Start Extracted records

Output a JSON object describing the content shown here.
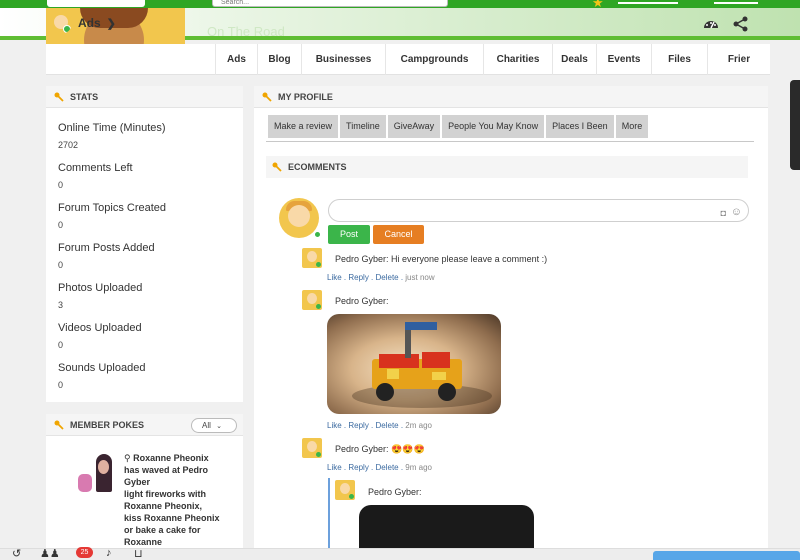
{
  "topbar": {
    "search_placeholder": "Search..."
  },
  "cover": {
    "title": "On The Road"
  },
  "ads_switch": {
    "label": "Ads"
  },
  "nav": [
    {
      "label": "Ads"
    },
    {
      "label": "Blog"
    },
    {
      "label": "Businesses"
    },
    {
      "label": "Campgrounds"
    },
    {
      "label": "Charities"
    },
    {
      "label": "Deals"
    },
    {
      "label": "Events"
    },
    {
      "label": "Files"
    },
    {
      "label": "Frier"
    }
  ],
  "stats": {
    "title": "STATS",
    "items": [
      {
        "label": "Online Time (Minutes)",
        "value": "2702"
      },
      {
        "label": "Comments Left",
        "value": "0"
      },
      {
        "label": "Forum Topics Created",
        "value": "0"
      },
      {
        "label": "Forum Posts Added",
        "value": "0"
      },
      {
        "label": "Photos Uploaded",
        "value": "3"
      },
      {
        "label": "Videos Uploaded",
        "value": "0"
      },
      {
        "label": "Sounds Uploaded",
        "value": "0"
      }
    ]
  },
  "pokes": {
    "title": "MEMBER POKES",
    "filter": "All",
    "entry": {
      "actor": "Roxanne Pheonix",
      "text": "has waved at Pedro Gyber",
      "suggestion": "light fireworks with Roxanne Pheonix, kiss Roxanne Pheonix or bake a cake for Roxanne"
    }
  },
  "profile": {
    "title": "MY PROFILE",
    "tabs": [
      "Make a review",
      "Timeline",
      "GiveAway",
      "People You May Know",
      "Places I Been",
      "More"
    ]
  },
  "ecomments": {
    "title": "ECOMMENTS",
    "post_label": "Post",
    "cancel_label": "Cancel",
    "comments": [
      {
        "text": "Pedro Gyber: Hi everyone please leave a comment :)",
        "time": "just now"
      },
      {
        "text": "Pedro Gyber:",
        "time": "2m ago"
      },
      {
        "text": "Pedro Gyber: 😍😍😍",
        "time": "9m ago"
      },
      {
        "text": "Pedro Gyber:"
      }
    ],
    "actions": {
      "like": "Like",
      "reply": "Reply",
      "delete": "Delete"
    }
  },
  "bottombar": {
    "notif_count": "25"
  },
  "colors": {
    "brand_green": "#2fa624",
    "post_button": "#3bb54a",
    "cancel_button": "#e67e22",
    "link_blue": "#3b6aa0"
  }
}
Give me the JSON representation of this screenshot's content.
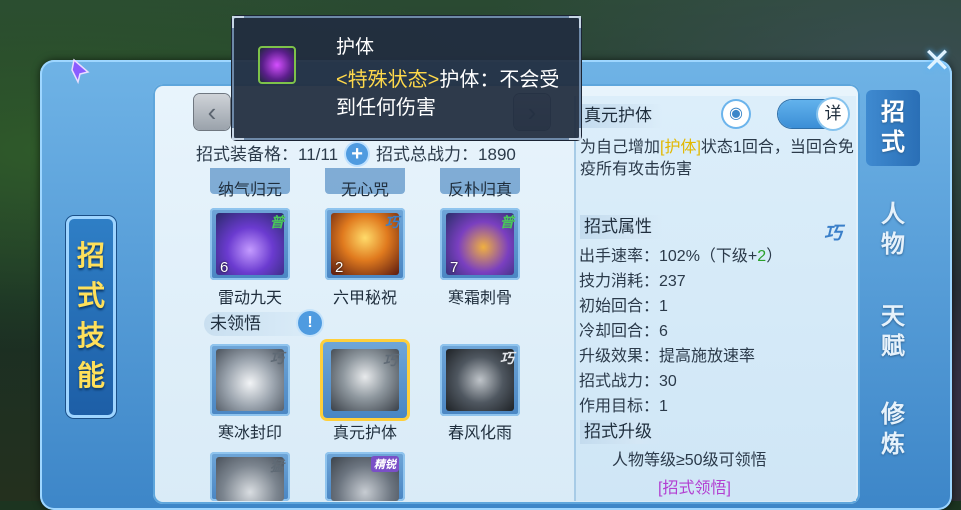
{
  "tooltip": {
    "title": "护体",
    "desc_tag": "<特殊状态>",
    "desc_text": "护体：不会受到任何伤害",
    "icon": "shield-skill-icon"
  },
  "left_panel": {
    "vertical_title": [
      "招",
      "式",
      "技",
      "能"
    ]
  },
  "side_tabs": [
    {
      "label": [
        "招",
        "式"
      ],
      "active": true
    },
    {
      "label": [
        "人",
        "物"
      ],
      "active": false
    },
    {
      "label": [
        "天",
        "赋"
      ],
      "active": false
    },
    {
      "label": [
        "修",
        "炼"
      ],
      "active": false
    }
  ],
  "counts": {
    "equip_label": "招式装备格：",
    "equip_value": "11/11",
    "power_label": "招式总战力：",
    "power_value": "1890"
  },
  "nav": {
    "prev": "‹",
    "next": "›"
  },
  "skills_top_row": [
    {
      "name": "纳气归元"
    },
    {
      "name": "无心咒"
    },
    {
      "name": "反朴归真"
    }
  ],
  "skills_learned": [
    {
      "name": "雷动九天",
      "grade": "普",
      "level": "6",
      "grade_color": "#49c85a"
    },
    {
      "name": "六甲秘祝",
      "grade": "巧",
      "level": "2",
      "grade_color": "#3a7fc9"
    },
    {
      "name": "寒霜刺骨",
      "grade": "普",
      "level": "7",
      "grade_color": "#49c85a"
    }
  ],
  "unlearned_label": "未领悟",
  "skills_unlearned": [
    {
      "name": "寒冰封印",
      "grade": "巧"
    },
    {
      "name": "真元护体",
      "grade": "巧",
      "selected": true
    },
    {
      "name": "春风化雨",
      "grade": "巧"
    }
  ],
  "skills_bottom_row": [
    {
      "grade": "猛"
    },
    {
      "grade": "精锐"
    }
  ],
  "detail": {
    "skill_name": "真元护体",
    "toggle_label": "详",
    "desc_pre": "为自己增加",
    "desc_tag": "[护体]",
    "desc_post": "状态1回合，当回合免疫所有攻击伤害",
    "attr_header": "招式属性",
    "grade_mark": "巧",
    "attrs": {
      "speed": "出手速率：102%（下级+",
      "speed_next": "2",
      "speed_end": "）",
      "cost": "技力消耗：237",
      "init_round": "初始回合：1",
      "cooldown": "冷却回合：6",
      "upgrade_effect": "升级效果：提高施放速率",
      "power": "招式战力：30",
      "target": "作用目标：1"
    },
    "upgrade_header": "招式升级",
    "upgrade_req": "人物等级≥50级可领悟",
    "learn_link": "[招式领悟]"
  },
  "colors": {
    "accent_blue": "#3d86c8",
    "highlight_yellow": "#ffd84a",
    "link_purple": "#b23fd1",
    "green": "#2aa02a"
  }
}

End Extracted records

Copy the lines from the entries above in which the word "Uploaded" appears.

        "label": "Photos Uploaded",
        "label": "Videos Uploaded",
        "label": "Sounds Uploaded",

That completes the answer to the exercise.